GIVEN DATA:

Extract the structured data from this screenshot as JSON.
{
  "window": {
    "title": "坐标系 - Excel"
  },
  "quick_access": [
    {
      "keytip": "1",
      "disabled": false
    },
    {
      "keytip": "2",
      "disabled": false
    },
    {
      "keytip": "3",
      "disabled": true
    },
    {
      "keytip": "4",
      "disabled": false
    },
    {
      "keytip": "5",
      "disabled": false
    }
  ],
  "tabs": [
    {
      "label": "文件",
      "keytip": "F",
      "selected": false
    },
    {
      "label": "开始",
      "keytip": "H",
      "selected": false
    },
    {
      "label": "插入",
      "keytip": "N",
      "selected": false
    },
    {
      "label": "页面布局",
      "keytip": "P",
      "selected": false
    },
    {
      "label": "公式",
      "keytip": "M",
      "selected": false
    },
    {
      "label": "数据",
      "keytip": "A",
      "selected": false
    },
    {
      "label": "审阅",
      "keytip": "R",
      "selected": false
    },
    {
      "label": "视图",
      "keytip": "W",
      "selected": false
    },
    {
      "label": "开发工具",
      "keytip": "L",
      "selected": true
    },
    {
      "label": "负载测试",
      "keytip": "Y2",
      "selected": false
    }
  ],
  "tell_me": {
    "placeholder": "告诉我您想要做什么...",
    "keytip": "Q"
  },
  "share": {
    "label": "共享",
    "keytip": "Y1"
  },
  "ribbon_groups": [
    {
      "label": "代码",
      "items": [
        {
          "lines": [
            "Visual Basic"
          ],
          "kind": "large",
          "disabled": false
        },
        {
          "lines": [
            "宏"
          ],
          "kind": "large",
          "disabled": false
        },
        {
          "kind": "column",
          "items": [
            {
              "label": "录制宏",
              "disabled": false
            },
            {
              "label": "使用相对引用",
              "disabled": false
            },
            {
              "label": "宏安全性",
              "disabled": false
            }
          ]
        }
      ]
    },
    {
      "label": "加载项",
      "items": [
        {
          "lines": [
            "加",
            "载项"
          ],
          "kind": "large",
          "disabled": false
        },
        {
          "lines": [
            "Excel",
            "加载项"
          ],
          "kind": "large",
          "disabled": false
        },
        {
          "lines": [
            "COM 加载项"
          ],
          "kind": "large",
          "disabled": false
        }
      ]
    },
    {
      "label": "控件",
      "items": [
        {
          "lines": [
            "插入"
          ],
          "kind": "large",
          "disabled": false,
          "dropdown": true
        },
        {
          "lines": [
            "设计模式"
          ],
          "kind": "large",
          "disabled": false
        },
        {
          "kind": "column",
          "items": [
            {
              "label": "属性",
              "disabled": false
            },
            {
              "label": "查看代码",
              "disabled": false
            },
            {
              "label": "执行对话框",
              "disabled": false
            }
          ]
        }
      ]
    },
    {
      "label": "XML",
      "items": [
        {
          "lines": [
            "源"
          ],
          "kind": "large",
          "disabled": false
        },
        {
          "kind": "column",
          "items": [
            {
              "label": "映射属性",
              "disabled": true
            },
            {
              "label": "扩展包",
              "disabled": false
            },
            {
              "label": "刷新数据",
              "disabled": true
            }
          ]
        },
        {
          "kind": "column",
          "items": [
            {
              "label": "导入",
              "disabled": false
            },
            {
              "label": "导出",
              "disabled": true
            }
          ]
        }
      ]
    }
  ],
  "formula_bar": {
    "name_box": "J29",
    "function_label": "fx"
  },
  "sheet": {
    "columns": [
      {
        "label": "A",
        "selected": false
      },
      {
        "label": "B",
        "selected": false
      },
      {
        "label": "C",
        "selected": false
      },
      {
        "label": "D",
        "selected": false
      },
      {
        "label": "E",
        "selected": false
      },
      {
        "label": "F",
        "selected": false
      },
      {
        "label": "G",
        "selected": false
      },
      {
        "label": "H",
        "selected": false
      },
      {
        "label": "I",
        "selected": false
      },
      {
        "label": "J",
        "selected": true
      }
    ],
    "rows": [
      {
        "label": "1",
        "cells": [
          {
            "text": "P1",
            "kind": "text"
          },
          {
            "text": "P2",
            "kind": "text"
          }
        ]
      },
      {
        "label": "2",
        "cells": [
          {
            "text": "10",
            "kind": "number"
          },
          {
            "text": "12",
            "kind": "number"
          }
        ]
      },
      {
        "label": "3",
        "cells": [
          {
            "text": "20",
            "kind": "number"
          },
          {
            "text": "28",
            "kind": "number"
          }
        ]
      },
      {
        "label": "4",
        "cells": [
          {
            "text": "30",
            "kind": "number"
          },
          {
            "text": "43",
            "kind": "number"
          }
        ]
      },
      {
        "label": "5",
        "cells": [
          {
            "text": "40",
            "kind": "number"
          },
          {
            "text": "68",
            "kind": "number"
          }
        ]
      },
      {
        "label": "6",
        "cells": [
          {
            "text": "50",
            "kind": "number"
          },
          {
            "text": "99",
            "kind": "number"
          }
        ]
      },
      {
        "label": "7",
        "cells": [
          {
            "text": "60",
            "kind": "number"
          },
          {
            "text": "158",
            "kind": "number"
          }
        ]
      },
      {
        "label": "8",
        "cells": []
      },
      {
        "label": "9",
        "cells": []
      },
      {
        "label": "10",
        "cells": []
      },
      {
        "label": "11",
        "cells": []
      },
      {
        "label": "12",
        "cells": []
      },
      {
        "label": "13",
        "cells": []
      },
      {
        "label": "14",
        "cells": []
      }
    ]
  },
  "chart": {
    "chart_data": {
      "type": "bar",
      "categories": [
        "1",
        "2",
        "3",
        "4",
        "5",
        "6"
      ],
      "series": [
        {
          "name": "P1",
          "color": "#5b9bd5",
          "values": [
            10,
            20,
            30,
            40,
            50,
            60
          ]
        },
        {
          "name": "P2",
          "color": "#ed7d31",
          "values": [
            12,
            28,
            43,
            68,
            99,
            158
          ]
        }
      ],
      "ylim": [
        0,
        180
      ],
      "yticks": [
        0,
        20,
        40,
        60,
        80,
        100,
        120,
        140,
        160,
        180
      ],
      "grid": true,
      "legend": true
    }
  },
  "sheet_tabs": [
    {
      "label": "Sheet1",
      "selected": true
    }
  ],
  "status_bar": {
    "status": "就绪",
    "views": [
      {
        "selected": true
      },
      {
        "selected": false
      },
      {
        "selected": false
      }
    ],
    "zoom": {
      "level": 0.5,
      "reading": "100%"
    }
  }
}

TASK OBJECTIVE: Transcribe all of the material exactly. Omit nothing.

EXERCISE RESULT:
Extract the structured data from this screenshot as JSON.
{
  "window": {
    "title": "坐标系 - Excel"
  },
  "quick_access": [
    {
      "keytip": "1",
      "disabled": false
    },
    {
      "keytip": "2",
      "disabled": false
    },
    {
      "keytip": "3",
      "disabled": true
    },
    {
      "keytip": "4",
      "disabled": false
    },
    {
      "keytip": "5",
      "disabled": false
    }
  ],
  "tabs": [
    {
      "label": "文件",
      "keytip": "F",
      "selected": false
    },
    {
      "label": "开始",
      "keytip": "H",
      "selected": false
    },
    {
      "label": "插入",
      "keytip": "N",
      "selected": false
    },
    {
      "label": "页面布局",
      "keytip": "P",
      "selected": false
    },
    {
      "label": "公式",
      "keytip": "M",
      "selected": false
    },
    {
      "label": "数据",
      "keytip": "A",
      "selected": false
    },
    {
      "label": "审阅",
      "keytip": "R",
      "selected": false
    },
    {
      "label": "视图",
      "keytip": "W",
      "selected": false
    },
    {
      "label": "开发工具",
      "keytip": "L",
      "selected": true
    },
    {
      "label": "负载测试",
      "keytip": "Y2",
      "selected": false
    }
  ],
  "tell_me": {
    "placeholder": "告诉我您想要做什么...",
    "keytip": "Q"
  },
  "share": {
    "label": "共享",
    "keytip": "Y1"
  },
  "ribbon_groups": [
    {
      "label": "代码",
      "items": [
        {
          "lines": [
            "Visual Basic"
          ],
          "kind": "large",
          "disabled": false
        },
        {
          "lines": [
            "宏"
          ],
          "kind": "large",
          "disabled": false
        },
        {
          "kind": "column",
          "items": [
            {
              "label": "录制宏",
              "disabled": false
            },
            {
              "label": "使用相对引用",
              "disabled": false
            },
            {
              "label": "宏安全性",
              "disabled": false
            }
          ]
        }
      ]
    },
    {
      "label": "加载项",
      "items": [
        {
          "lines": [
            "加",
            "载项"
          ],
          "kind": "large",
          "disabled": false
        },
        {
          "lines": [
            "Excel",
            "加载项"
          ],
          "kind": "large",
          "disabled": false
        },
        {
          "lines": [
            "COM 加载项"
          ],
          "kind": "large",
          "disabled": false
        }
      ]
    },
    {
      "label": "控件",
      "items": [
        {
          "lines": [
            "插入"
          ],
          "kind": "large",
          "disabled": false,
          "dropdown": true
        },
        {
          "lines": [
            "设计模式"
          ],
          "kind": "large",
          "disabled": false
        },
        {
          "kind": "column",
          "items": [
            {
              "label": "属性",
              "disabled": false
            },
            {
              "label": "查看代码",
              "disabled": false
            },
            {
              "label": "执行对话框",
              "disabled": false
            }
          ]
        }
      ]
    },
    {
      "label": "XML",
      "items": [
        {
          "lines": [
            "源"
          ],
          "kind": "large",
          "disabled": false
        },
        {
          "kind": "column",
          "items": [
            {
              "label": "映射属性",
              "disabled": true
            },
            {
              "label": "扩展包",
              "disabled": false
            },
            {
              "label": "刷新数据",
              "disabled": true
            }
          ]
        },
        {
          "kind": "column",
          "items": [
            {
              "label": "导入",
              "disabled": false
            },
            {
              "label": "导出",
              "disabled": true
            }
          ]
        }
      ]
    }
  ],
  "formula_bar": {
    "name_box": "J29",
    "function_label": "fx"
  },
  "sheet": {
    "columns": [
      {
        "label": "A",
        "selected": false
      },
      {
        "label": "B",
        "selected": false
      },
      {
        "label": "C",
        "selected": false
      },
      {
        "label": "D",
        "selected": false
      },
      {
        "label": "E",
        "selected": false
      },
      {
        "label": "F",
        "selected": false
      },
      {
        "label": "G",
        "selected": false
      },
      {
        "label": "H",
        "selected": false
      },
      {
        "label": "I",
        "selected": false
      },
      {
        "label": "J",
        "selected": true
      }
    ],
    "rows": [
      {
        "label": "1",
        "cells": [
          {
            "text": "P1",
            "kind": "text"
          },
          {
            "text": "P2",
            "kind": "text"
          }
        ]
      },
      {
        "label": "2",
        "cells": [
          {
            "text": "10",
            "kind": "number"
          },
          {
            "text": "12",
            "kind": "number"
          }
        ]
      },
      {
        "label": "3",
        "cells": [
          {
            "text": "20",
            "kind": "number"
          },
          {
            "text": "28",
            "kind": "number"
          }
        ]
      },
      {
        "label": "4",
        "cells": [
          {
            "text": "30",
            "kind": "number"
          },
          {
            "text": "43",
            "kind": "number"
          }
        ]
      },
      {
        "label": "5",
        "cells": [
          {
            "text": "40",
            "kind": "number"
          },
          {
            "text": "68",
            "kind": "number"
          }
        ]
      },
      {
        "label": "6",
        "cells": [
          {
            "text": "50",
            "kind": "number"
          },
          {
            "text": "99",
            "kind": "number"
          }
        ]
      },
      {
        "label": "7",
        "cells": [
          {
            "text": "60",
            "kind": "number"
          },
          {
            "text": "158",
            "kind": "number"
          }
        ]
      },
      {
        "label": "8",
        "cells": []
      },
      {
        "label": "9",
        "cells": []
      },
      {
        "label": "10",
        "cells": []
      },
      {
        "label": "11",
        "cells": []
      },
      {
        "label": "12",
        "cells": []
      },
      {
        "label": "13",
        "cells": []
      },
      {
        "label": "14",
        "cells": []
      }
    ]
  },
  "chart": {
    "chart_data": {
      "type": "bar",
      "categories": [
        "1",
        "2",
        "3",
        "4",
        "5",
        "6"
      ],
      "series": [
        {
          "name": "P1",
          "color": "#5b9bd5",
          "values": [
            10,
            20,
            30,
            40,
            50,
            60
          ]
        },
        {
          "name": "P2",
          "color": "#ed7d31",
          "values": [
            12,
            28,
            43,
            68,
            99,
            158
          ]
        }
      ],
      "ylim": [
        0,
        180
      ],
      "yticks": [
        0,
        20,
        40,
        60,
        80,
        100,
        120,
        140,
        160,
        180
      ],
      "grid": true,
      "legend": true
    }
  },
  "sheet_tabs": [
    {
      "label": "Sheet1",
      "selected": true
    }
  ],
  "status_bar": {
    "status": "就绪",
    "views": [
      {
        "selected": true
      },
      {
        "selected": false
      },
      {
        "selected": false
      }
    ],
    "zoom": {
      "level": 0.5,
      "reading": "100%"
    }
  }
}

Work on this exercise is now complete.